*PROVIDED MATERIAL*
------------------------------------------------------------------------
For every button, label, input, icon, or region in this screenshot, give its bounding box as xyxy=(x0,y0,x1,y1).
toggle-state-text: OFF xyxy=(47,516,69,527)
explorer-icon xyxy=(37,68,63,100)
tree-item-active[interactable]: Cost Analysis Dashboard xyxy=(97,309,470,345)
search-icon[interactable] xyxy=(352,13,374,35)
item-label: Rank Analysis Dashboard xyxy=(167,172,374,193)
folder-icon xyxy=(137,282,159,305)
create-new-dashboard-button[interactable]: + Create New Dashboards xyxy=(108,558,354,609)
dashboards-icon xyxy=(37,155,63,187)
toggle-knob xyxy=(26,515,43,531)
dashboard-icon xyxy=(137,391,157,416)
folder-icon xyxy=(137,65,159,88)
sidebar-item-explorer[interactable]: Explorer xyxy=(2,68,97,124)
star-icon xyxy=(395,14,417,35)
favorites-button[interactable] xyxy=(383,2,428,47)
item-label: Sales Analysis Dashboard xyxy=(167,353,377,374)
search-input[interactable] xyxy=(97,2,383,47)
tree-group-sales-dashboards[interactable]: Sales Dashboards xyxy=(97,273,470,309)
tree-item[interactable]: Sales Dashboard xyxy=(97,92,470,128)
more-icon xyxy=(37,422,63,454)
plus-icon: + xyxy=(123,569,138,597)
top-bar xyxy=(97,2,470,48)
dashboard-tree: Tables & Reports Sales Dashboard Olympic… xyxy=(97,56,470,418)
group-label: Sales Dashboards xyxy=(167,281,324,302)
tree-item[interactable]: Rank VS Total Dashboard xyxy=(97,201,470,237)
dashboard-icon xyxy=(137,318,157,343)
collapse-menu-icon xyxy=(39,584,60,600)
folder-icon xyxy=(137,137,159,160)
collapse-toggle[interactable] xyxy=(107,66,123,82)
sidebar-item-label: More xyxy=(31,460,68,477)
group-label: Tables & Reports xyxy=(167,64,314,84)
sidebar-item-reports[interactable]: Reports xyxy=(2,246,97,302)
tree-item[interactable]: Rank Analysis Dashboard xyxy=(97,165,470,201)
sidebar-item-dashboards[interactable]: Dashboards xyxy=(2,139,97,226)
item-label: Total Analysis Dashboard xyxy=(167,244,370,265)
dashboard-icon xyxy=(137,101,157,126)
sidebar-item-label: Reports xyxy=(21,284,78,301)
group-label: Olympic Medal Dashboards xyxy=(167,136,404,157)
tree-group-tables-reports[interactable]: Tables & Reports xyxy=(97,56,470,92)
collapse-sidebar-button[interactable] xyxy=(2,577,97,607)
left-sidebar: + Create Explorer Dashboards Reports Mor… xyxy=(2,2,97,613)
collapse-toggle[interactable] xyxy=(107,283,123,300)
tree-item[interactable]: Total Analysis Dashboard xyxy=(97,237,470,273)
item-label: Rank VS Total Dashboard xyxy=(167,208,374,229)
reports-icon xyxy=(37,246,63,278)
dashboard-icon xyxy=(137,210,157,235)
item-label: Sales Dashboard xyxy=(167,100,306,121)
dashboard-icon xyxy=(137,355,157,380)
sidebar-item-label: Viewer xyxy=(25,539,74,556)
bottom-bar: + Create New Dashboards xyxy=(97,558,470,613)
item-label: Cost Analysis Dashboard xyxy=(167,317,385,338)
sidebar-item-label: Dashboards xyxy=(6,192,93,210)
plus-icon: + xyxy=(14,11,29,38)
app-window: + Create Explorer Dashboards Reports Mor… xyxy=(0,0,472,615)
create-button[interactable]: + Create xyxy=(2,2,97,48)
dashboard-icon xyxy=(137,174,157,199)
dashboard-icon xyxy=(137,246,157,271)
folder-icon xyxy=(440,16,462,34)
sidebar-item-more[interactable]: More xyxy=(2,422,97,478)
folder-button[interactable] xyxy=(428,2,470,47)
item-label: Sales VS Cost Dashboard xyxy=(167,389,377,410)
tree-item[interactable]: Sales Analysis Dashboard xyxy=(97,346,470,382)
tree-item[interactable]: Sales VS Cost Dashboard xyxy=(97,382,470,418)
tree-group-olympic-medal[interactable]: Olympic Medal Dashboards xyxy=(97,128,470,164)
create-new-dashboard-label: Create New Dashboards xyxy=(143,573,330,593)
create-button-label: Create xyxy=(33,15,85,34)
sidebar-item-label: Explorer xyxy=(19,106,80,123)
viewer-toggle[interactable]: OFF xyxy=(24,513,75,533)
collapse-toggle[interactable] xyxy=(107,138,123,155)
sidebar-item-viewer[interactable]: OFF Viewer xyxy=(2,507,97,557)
------------------------------------------------------------------------
*DO THIS*
Print verbatim the lines of the records above, from the first line through the line containing "tree-item[interactable]: Rank Analysis", including both of those lines.

*COMPLETE ANSWER*
For every button, label, input, icon, or region in this screenshot, give its bounding box as xyxy=(x0,y0,x1,y1).
toggle-state-text: OFF xyxy=(47,516,69,527)
explorer-icon xyxy=(37,68,63,100)
tree-item-active[interactable]: Cost Analysis Dashboard xyxy=(97,309,470,345)
search-icon[interactable] xyxy=(352,13,374,35)
item-label: Rank Analysis Dashboard xyxy=(167,172,374,193)
folder-icon xyxy=(137,282,159,305)
create-new-dashboard-button[interactable]: + Create New Dashboards xyxy=(108,558,354,609)
dashboards-icon xyxy=(37,155,63,187)
toggle-knob xyxy=(26,515,43,531)
dashboard-icon xyxy=(137,391,157,416)
folder-icon xyxy=(137,65,159,88)
sidebar-item-explorer[interactable]: Explorer xyxy=(2,68,97,124)
star-icon xyxy=(395,14,417,35)
favorites-button[interactable] xyxy=(383,2,428,47)
item-label: Sales Analysis Dashboard xyxy=(167,353,377,374)
search-input[interactable] xyxy=(97,2,383,47)
tree-group-sales-dashboards[interactable]: Sales Dashboards xyxy=(97,273,470,309)
tree-item[interactable]: Sales Dashboard xyxy=(97,92,470,128)
more-icon xyxy=(37,422,63,454)
plus-icon: + xyxy=(123,569,138,597)
top-bar xyxy=(97,2,470,48)
dashboard-tree: Tables & Reports Sales Dashboard Olympic… xyxy=(97,56,470,418)
group-label: Sales Dashboards xyxy=(167,281,324,302)
tree-item[interactable]: Rank VS Total Dashboard xyxy=(97,201,470,237)
dashboard-icon xyxy=(137,318,157,343)
collapse-menu-icon xyxy=(39,584,60,600)
folder-icon xyxy=(137,137,159,160)
collapse-toggle[interactable] xyxy=(107,66,123,82)
sidebar-item-label: More xyxy=(31,460,68,477)
group-label: Tables & Reports xyxy=(167,64,314,84)
sidebar-item-reports[interactable]: Reports xyxy=(2,246,97,302)
tree-item[interactable]: Rank Analysis Dashboard xyxy=(97,165,470,201)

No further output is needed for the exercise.